* start *
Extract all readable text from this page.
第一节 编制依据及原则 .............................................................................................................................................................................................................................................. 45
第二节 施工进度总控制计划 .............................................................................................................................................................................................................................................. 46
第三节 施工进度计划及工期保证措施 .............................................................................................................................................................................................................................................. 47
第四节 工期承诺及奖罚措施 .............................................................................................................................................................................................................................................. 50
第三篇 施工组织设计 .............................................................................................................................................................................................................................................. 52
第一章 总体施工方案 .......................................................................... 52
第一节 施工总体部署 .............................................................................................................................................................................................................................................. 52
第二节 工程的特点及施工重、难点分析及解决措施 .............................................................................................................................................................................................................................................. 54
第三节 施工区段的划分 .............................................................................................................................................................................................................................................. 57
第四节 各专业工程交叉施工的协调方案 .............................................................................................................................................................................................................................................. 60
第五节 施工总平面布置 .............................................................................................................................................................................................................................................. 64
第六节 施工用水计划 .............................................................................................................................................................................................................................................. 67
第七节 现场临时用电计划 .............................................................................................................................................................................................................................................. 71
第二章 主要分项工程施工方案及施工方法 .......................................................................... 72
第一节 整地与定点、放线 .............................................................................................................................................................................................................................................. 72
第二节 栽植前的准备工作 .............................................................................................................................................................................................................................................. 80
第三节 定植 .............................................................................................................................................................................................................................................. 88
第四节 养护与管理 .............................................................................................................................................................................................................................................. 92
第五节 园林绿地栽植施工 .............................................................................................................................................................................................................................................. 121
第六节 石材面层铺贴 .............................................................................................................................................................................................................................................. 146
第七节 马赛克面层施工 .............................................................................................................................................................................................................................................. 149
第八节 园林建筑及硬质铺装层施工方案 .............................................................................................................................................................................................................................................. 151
* end *
Work to do - Retype the listing exactly, in full.

Expected answer -
Extract all readable text from this page.
第一节 编制依据及原则 .............................................................................................................................................................................................................................................. 45
第二节 施工进度总控制计划 .............................................................................................................................................................................................................................................. 46
第三节 施工进度计划及工期保证措施 .............................................................................................................................................................................................................................................. 47
第四节 工期承诺及奖罚措施 .............................................................................................................................................................................................................................................. 50
第三篇 施工组织设计 .............................................................................................................................................................................................................................................. 52
第一章 总体施工方案 .......................................................................... 52
第一节 施工总体部署 .............................................................................................................................................................................................................................................. 52
第二节 工程的特点及施工重、难点分析及解决措施 .............................................................................................................................................................................................................................................. 54
第三节 施工区段的划分 .............................................................................................................................................................................................................................................. 57
第四节 各专业工程交叉施工的协调方案 .............................................................................................................................................................................................................................................. 60
第五节 施工总平面布置 .............................................................................................................................................................................................................................................. 64
第六节 施工用水计划 .............................................................................................................................................................................................................................................. 67
第七节 现场临时用电计划 .............................................................................................................................................................................................................................................. 71
第二章 主要分项工程施工方案及施工方法 .......................................................................... 72
第一节 整地与定点、放线 .............................................................................................................................................................................................................................................. 72
第二节 栽植前的准备工作 .............................................................................................................................................................................................................................................. 80
第三节 定植 .............................................................................................................................................................................................................................................. 88
第四节 养护与管理 .............................................................................................................................................................................................................................................. 92
第五节 园林绿地栽植施工 .............................................................................................................................................................................................................................................. 121
第六节 石材面层铺贴 .............................................................................................................................................................................................................................................. 146
第七节 马赛克面层施工 .............................................................................................................................................................................................................................................. 149
第八节 园林建筑及硬质铺装层施工方案 .............................................................................................................................................................................................................................................. 151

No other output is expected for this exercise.